= To do =
Pull out every line with the word "Atlamalı".

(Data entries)

###

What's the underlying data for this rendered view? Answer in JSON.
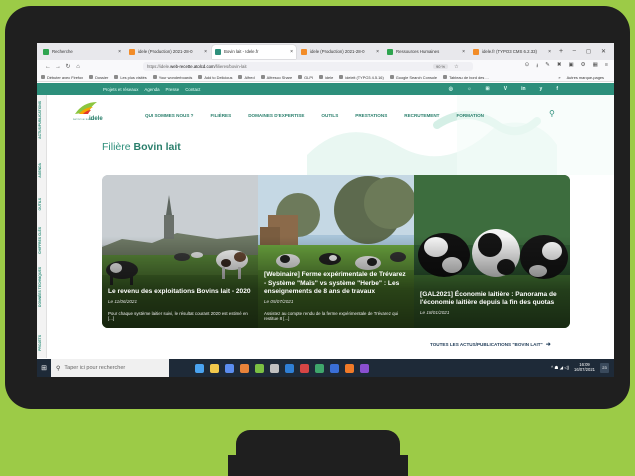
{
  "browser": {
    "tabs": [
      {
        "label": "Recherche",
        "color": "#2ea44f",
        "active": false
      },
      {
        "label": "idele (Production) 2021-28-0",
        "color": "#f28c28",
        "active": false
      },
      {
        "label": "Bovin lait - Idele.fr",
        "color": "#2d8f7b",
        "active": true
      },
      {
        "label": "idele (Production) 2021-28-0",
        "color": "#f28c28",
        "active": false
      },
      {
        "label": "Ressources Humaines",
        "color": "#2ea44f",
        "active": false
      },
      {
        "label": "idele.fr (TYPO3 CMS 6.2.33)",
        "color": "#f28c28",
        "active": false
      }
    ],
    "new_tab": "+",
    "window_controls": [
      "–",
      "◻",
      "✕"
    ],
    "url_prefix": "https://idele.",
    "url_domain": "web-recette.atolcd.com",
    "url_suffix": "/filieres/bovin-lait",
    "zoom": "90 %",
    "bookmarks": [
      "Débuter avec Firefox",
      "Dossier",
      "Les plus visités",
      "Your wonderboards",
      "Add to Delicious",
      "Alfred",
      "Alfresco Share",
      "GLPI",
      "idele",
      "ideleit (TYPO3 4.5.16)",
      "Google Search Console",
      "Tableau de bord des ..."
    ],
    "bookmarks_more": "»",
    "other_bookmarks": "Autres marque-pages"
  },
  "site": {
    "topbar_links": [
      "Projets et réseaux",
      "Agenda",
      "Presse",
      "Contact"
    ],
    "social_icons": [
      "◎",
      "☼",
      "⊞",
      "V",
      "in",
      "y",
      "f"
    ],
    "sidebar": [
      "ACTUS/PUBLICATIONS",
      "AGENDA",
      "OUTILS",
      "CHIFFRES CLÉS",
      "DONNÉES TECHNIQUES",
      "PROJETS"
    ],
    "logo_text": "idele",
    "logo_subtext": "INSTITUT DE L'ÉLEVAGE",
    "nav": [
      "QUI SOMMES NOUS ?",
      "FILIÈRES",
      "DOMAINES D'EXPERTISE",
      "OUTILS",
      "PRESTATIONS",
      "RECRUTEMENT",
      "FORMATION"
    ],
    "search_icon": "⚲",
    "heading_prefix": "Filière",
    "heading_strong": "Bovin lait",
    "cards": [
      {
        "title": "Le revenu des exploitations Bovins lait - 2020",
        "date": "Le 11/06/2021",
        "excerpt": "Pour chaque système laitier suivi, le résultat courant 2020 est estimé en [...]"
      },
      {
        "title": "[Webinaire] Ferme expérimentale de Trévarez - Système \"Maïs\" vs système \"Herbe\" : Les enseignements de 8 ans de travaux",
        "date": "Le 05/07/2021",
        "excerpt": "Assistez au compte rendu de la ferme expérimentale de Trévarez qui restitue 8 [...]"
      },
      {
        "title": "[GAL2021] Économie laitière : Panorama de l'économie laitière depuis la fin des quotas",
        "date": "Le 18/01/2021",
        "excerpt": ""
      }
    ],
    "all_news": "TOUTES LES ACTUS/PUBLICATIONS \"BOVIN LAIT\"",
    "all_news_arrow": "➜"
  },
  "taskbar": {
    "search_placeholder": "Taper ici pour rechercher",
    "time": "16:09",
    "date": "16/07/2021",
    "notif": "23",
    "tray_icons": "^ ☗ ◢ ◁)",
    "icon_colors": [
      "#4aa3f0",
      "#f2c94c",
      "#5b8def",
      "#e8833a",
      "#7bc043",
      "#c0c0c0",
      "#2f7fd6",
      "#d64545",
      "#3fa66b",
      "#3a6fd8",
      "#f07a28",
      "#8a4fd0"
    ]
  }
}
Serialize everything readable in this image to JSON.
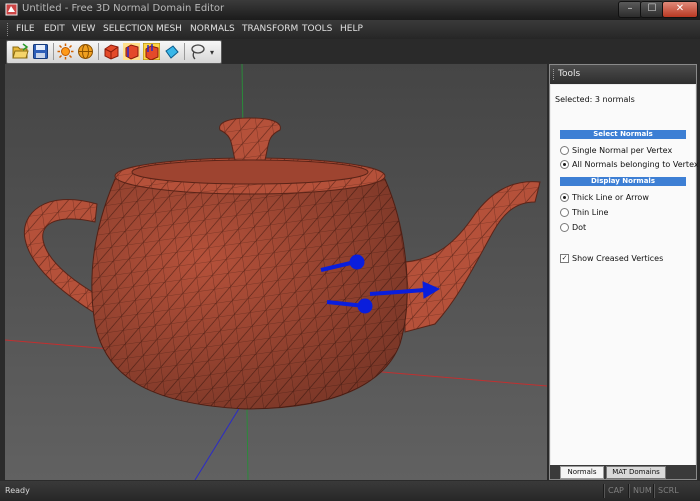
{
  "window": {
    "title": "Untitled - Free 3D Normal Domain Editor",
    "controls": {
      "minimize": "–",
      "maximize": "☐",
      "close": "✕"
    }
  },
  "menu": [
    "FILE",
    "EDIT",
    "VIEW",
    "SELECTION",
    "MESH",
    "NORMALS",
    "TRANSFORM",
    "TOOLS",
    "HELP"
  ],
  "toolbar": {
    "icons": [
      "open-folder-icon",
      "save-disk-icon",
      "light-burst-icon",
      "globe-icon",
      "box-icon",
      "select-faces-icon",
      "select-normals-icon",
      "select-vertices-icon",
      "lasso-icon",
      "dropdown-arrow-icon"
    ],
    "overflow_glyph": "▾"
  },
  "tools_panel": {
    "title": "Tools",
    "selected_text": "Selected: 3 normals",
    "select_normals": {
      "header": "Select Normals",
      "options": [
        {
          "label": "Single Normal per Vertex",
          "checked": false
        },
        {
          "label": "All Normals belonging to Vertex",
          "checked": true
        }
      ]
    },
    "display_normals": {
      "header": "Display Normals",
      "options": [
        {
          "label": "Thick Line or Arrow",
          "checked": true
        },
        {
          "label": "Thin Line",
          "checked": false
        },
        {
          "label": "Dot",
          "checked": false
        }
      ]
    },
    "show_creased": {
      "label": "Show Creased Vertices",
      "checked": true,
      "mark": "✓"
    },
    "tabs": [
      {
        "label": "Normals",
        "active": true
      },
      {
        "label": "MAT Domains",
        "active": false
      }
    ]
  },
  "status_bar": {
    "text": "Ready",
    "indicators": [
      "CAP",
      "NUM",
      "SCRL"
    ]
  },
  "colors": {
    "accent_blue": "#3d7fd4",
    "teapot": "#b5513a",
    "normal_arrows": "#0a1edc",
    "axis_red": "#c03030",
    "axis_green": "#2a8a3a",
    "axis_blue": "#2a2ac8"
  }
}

###

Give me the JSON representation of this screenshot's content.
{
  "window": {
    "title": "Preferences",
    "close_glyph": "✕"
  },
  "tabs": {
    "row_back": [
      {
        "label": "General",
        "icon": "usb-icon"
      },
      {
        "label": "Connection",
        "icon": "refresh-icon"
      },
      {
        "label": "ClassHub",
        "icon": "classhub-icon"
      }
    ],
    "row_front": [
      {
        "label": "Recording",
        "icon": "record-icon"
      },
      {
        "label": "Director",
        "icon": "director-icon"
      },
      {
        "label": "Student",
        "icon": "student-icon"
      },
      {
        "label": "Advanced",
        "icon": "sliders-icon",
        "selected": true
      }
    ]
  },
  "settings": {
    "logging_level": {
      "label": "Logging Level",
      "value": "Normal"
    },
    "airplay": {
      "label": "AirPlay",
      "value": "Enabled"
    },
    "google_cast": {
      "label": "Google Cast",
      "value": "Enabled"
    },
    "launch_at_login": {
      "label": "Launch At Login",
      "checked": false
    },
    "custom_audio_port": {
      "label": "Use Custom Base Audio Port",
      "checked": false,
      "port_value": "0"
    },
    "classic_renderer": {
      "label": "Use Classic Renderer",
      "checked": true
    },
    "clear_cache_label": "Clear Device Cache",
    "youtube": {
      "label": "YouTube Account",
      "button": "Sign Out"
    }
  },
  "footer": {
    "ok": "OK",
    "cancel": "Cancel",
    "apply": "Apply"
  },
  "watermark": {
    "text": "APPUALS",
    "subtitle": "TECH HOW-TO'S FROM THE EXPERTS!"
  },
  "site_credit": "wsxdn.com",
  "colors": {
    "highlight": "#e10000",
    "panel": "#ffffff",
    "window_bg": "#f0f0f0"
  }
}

###

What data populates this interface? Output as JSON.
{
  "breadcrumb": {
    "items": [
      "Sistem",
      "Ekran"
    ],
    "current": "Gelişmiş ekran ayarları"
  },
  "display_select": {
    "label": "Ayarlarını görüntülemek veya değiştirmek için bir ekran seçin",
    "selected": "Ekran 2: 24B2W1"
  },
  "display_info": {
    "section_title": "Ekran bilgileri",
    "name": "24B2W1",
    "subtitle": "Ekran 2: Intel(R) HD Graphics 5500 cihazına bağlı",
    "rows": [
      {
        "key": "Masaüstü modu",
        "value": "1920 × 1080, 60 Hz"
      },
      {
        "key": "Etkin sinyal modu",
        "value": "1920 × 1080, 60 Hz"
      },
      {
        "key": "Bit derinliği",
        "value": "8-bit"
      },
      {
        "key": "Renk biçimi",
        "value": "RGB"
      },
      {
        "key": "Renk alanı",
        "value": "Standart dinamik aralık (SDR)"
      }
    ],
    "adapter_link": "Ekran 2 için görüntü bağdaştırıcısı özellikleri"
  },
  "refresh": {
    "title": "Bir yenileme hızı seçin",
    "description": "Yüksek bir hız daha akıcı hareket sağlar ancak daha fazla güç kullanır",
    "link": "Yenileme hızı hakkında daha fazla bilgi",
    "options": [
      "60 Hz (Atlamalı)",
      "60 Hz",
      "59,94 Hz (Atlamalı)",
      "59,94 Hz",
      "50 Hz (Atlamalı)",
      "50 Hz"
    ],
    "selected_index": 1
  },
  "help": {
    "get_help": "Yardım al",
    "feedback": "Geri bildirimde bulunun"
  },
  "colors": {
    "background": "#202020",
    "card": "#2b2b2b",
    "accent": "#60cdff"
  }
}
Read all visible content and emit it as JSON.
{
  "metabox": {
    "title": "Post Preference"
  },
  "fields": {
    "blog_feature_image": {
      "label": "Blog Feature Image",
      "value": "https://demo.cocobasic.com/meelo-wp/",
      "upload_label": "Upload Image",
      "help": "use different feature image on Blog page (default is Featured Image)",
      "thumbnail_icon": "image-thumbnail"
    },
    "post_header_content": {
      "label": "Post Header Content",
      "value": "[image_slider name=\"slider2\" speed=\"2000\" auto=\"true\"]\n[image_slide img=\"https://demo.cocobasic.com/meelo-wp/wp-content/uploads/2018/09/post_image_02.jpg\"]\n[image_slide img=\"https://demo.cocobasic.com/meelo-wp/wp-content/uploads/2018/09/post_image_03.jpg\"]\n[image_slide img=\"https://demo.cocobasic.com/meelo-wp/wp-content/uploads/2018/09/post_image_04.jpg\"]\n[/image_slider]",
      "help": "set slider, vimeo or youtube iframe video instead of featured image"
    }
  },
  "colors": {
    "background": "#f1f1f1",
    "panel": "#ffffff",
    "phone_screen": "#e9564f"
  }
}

###

= Exercise response =
      "60 Hz (Atlamalı)",
      "59,94 Hz (Atlamalı)",
      "50 Hz (Atlamalı)",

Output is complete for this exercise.